▸ **INSTRUCTION**
Quote the entries in full, character for character, without their images.

▸ **DATA FOR PROCESSING**
## begin

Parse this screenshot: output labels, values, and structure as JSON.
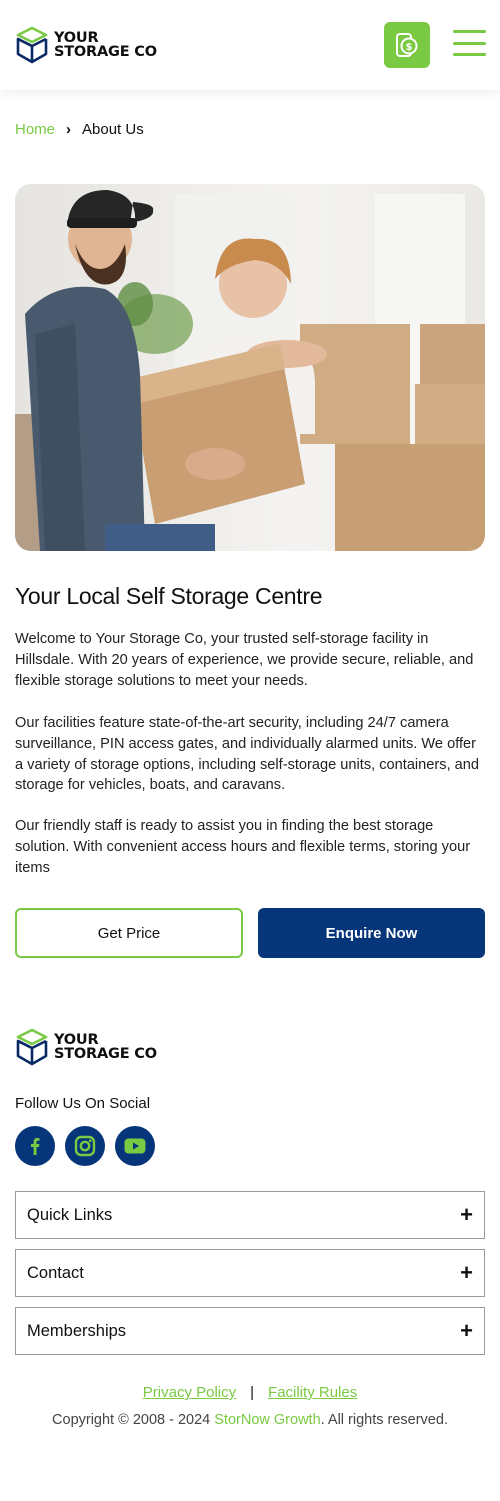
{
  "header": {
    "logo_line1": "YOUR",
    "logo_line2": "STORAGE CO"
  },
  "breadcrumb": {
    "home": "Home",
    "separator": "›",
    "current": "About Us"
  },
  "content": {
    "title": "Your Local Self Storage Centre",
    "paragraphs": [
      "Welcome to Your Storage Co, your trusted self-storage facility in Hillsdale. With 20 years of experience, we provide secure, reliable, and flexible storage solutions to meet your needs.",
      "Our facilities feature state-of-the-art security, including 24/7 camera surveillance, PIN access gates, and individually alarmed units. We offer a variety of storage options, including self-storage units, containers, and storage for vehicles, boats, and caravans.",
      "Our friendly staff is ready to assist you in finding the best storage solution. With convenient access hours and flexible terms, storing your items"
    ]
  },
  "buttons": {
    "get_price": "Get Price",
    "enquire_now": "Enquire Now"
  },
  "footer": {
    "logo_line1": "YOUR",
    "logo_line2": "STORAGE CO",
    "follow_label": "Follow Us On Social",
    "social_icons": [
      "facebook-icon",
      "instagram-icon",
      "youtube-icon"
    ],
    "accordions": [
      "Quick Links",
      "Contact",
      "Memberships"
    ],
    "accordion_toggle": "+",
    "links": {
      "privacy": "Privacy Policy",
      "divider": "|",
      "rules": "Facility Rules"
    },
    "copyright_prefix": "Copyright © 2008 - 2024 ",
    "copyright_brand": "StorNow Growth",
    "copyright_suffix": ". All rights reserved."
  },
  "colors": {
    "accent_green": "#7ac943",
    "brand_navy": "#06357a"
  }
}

## end

▸ **REPLY TO THE EXERCISE**
Parse this screenshot: output labels, values, and structure as JSON.
{
  "header": {
    "logo_line1": "YOUR",
    "logo_line2": "STORAGE CO"
  },
  "breadcrumb": {
    "home": "Home",
    "separator": "›",
    "current": "About Us"
  },
  "content": {
    "title": "Your Local Self Storage Centre",
    "paragraphs": [
      "Welcome to Your Storage Co, your trusted self-storage facility in Hillsdale. With 20 years of experience, we provide secure, reliable, and flexible storage solutions to meet your needs.",
      "Our facilities feature state-of-the-art security, including 24/7 camera surveillance, PIN access gates, and individually alarmed units. We offer a variety of storage options, including self-storage units, containers, and storage for vehicles, boats, and caravans.",
      "Our friendly staff is ready to assist you in finding the best storage solution. With convenient access hours and flexible terms, storing your items"
    ]
  },
  "buttons": {
    "get_price": "Get Price",
    "enquire_now": "Enquire Now"
  },
  "footer": {
    "logo_line1": "YOUR",
    "logo_line2": "STORAGE CO",
    "follow_label": "Follow Us On Social",
    "social_icons": [
      "facebook-icon",
      "instagram-icon",
      "youtube-icon"
    ],
    "accordions": [
      "Quick Links",
      "Contact",
      "Memberships"
    ],
    "accordion_toggle": "+",
    "links": {
      "privacy": "Privacy Policy",
      "divider": "|",
      "rules": "Facility Rules"
    },
    "copyright_prefix": "Copyright © 2008 - 2024 ",
    "copyright_brand": "StorNow Growth",
    "copyright_suffix": ". All rights reserved."
  },
  "colors": {
    "accent_green": "#7ac943",
    "brand_navy": "#06357a"
  }
}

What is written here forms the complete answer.